SHORT PROBLEM: Omit the pictures, please, and give each record below again exactly.

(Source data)
━━━━━━━━━━━━━━━━━━━━━━━━━━━━━━
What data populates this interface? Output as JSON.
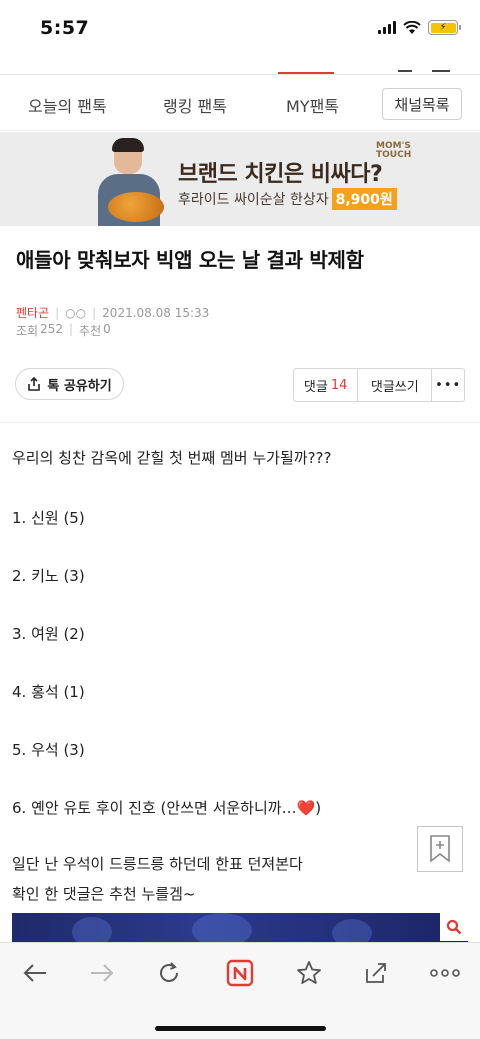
{
  "status": {
    "time": "5:57"
  },
  "tabs": {
    "items": [
      {
        "label": "오늘의 팬톡"
      },
      {
        "label": "랭킹 팬톡"
      },
      {
        "label": "MY팬톡"
      }
    ],
    "active_index": 2,
    "channel_button": "채널목록"
  },
  "ad": {
    "logo": "MOM'S TOUCH",
    "headline": "브랜드 치킨은 비싸다?",
    "sub": "후라이드 싸이순살 한상자",
    "price": "8,900원"
  },
  "post": {
    "title": "애들아 맞춰보자 빅앱 오는 날 결과 박제함",
    "author": "펜타곤",
    "author_extra": "○○",
    "date": "2021.08.08 15:33",
    "views_label": "조회",
    "views": "252",
    "recommend_label": "추천",
    "recommend": "0"
  },
  "actions": {
    "share": "톡 공유하기",
    "comment_label": "댓글",
    "comment_count": "14",
    "write_comment": "댓글쓰기",
    "more": "•••"
  },
  "body": {
    "lines": [
      "우리의 칭찬 감옥에 갇힐 첫 번째 멤버 누가될까???",
      "1. 신원 (5)",
      "2. 키노 (3)",
      "3. 여원 (2)",
      "4. 홍석 (1)",
      "5. 우석 (3)",
      "6. 옌안 유토 후이 진호 (안쓰면 서운하니까…❤️)",
      "일단 난 우석이 드릉드릉 하던데 한표 던져본다",
      "확인 한 댓글은 추천 누를겜~"
    ]
  },
  "colors": {
    "accent": "#e53935",
    "ad_price_bg": "#f4a21b"
  },
  "toolbar": {
    "icons": [
      "back-arrow-icon",
      "forward-arrow-icon",
      "reload-icon",
      "naver-home-icon",
      "star-icon",
      "share-icon",
      "more-icon"
    ]
  }
}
━━━━━━━━━━━━━━━━━━━━━━━━━━━━━━
COMPLETED TASK:
What data populates this interface? Output as JSON.
{
  "status": {
    "time": "5:57"
  },
  "tabs": {
    "items": [
      {
        "label": "오늘의 팬톡"
      },
      {
        "label": "랭킹 팬톡"
      },
      {
        "label": "MY팬톡"
      }
    ],
    "active_index": 2,
    "channel_button": "채널목록"
  },
  "ad": {
    "logo": "MOM'S TOUCH",
    "headline": "브랜드 치킨은 비싸다?",
    "sub": "후라이드 싸이순살 한상자",
    "price": "8,900원"
  },
  "post": {
    "title": "애들아 맞춰보자 빅앱 오는 날 결과 박제함",
    "author": "펜타곤",
    "author_extra": "○○",
    "date": "2021.08.08 15:33",
    "views_label": "조회",
    "views": "252",
    "recommend_label": "추천",
    "recommend": "0"
  },
  "actions": {
    "share": "톡 공유하기",
    "comment_label": "댓글",
    "comment_count": "14",
    "write_comment": "댓글쓰기",
    "more": "•••"
  },
  "body": {
    "lines": [
      "우리의 칭찬 감옥에 갇힐 첫 번째 멤버 누가될까???",
      "1. 신원 (5)",
      "2. 키노 (3)",
      "3. 여원 (2)",
      "4. 홍석 (1)",
      "5. 우석 (3)",
      "6. 옌안 유토 후이 진호 (안쓰면 서운하니까…❤️)",
      "일단 난 우석이 드릉드릉 하던데 한표 던져본다",
      "확인 한 댓글은 추천 누를겜~"
    ]
  },
  "colors": {
    "accent": "#e53935",
    "ad_price_bg": "#f4a21b"
  },
  "toolbar": {
    "icons": [
      "back-arrow-icon",
      "forward-arrow-icon",
      "reload-icon",
      "naver-home-icon",
      "star-icon",
      "share-icon",
      "more-icon"
    ]
  }
}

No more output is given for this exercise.